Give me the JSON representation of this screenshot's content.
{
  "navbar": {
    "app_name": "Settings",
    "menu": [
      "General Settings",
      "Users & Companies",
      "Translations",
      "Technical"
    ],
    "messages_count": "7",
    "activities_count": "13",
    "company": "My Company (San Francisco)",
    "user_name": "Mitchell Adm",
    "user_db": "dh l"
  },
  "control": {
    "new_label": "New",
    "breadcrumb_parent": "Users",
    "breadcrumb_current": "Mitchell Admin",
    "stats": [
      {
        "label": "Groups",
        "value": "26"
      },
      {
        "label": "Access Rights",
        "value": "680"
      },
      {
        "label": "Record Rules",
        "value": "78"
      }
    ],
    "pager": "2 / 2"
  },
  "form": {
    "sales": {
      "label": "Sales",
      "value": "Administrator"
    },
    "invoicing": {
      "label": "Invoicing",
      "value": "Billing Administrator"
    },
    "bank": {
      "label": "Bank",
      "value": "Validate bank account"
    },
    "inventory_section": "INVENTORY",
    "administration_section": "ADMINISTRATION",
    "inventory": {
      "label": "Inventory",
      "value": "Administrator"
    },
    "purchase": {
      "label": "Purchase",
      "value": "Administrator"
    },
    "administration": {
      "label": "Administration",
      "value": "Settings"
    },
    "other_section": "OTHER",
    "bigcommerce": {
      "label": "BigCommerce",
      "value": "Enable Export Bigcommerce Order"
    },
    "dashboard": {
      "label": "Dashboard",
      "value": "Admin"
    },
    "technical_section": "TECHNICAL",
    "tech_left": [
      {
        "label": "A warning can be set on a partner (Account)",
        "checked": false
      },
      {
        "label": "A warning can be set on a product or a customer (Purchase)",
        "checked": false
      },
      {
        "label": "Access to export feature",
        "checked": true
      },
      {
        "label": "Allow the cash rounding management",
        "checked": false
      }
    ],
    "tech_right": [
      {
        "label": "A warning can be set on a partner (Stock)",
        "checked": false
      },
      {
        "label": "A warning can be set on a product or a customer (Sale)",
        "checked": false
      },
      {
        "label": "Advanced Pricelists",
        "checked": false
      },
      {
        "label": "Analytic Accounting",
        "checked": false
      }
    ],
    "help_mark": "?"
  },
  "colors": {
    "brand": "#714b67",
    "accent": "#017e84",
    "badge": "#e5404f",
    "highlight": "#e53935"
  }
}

------------------------------------------------------------------------

• [Problem description]: Check every line of the material for the string "Users" and give the number of lines that have it, without anything else.

• [Result]: 2